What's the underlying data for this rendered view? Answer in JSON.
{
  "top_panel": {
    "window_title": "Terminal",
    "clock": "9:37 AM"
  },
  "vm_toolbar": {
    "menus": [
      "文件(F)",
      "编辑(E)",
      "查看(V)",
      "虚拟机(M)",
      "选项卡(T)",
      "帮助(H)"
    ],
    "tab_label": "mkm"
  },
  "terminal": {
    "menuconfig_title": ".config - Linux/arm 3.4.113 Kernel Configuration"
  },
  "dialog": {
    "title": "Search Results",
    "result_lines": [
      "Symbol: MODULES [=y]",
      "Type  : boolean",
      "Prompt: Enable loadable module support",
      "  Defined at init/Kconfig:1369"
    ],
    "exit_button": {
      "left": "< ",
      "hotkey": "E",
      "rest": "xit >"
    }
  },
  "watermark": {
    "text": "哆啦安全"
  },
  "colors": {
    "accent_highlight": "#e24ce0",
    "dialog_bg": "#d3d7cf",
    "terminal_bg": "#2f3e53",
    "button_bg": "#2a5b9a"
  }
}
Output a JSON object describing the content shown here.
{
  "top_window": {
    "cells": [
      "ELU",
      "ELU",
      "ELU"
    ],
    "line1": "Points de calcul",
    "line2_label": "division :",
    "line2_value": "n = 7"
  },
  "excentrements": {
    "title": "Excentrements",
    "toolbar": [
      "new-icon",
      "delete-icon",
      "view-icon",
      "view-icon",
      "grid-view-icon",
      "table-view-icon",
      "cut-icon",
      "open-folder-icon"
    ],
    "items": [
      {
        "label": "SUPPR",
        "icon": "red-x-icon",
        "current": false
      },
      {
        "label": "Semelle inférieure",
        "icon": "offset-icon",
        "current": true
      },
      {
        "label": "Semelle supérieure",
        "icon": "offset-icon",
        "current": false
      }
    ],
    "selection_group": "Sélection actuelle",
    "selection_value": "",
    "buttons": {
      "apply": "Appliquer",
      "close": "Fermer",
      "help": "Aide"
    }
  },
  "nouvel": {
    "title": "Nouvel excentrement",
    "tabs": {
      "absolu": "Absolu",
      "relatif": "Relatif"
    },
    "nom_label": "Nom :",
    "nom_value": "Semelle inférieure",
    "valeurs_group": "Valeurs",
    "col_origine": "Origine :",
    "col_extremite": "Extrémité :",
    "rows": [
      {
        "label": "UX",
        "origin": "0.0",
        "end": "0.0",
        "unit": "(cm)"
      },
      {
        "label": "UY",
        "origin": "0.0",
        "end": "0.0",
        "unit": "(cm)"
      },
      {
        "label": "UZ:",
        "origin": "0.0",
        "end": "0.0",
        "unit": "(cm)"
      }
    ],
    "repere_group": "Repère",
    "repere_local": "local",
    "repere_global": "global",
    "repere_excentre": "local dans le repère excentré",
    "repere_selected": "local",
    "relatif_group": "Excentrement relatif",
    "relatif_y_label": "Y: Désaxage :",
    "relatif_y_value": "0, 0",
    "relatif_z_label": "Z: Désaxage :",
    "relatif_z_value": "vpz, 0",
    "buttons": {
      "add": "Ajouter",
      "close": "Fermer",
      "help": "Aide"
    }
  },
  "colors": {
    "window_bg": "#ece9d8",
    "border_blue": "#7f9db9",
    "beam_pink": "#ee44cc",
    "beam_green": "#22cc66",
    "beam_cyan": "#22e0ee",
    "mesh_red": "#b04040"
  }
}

* * * * * * *

## Stated task:
Could you quote the material above in full, exactly as it stands?

## Answer for the task:
What's the underlying data for this rendered view? Answer in JSON.
{
  "top_panel": {
    "window_title": "Terminal",
    "clock": "9:37 AM"
  },
  "vm_toolbar": {
    "menus": [
      "文件(F)",
      "编辑(E)",
      "查看(V)",
      "虚拟机(M)",
      "选项卡(T)",
      "帮助(H)"
    ],
    "tab_label": "mkm"
  },
  "terminal": {
    "menuconfig_title": ".config - Linux/arm 3.4.113 Kernel Configuration"
  },
  "dialog": {
    "title": "Search Results",
    "result_lines": [
      "Symbol: MODULES [=y]",
      "Type  : boolean",
      "Prompt: Enable loadable module support",
      "  Defined at init/Kconfig:1369"
    ],
    "exit_button": {
      "left": "< ",
      "hotkey": "E",
      "rest": "xit >"
    }
  },
  "watermark": {
    "text": "哆啦安全"
  },
  "colors": {
    "accent_highlight": "#e24ce0",
    "dialog_bg": "#d3d7cf",
    "terminal_bg": "#2f3e53",
    "button_bg": "#2a5b9a"
  }
}
Output a JSON object describing the content shown here.
{
  "top_window": {
    "cells": [
      "ELU",
      "ELU",
      "ELU"
    ],
    "line1": "Points de calcul",
    "line2_label": "division :",
    "line2_value": "n = 7"
  },
  "excentrements": {
    "title": "Excentrements",
    "toolbar": [
      "new-icon",
      "delete-icon",
      "view-icon",
      "view-icon",
      "grid-view-icon",
      "table-view-icon",
      "cut-icon",
      "open-folder-icon"
    ],
    "items": [
      {
        "label": "SUPPR",
        "icon": "red-x-icon",
        "current": false
      },
      {
        "label": "Semelle inférieure",
        "icon": "offset-icon",
        "current": true
      },
      {
        "label": "Semelle supérieure",
        "icon": "offset-icon",
        "current": false
      }
    ],
    "selection_group": "Sélection actuelle",
    "selection_value": "",
    "buttons": {
      "apply": "Appliquer",
      "close": "Fermer",
      "help": "Aide"
    }
  },
  "nouvel": {
    "title": "Nouvel excentrement",
    "tabs": {
      "absolu": "Absolu",
      "relatif": "Relatif"
    },
    "nom_label": "Nom :",
    "nom_value": "Semelle inférieure",
    "valeurs_group": "Valeurs",
    "col_origine": "Origine :",
    "col_extremite": "Extrémité :",
    "rows": [
      {
        "label": "UX",
        "origin": "0.0",
        "end": "0.0",
        "unit": "(cm)"
      },
      {
        "label": "UY",
        "origin": "0.0",
        "end": "0.0",
        "unit": "(cm)"
      },
      {
        "label": "UZ:",
        "origin": "0.0",
        "end": "0.0",
        "unit": "(cm)"
      }
    ],
    "repere_group": "Repère",
    "repere_local": "local",
    "repere_global": "global",
    "repere_excentre": "local dans le repère excentré",
    "repere_selected": "local",
    "relatif_group": "Excentrement relatif",
    "relatif_y_label": "Y: Désaxage :",
    "relatif_y_value": "0, 0",
    "relatif_z_label": "Z: Désaxage :",
    "relatif_z_value": "vpz, 0",
    "buttons": {
      "add": "Ajouter",
      "close": "Fermer",
      "help": "Aide"
    }
  },
  "colors": {
    "window_bg": "#ece9d8",
    "border_blue": "#7f9db9",
    "beam_pink": "#ee44cc",
    "beam_green": "#22cc66",
    "beam_cyan": "#22e0ee",
    "mesh_red": "#b04040"
  }
}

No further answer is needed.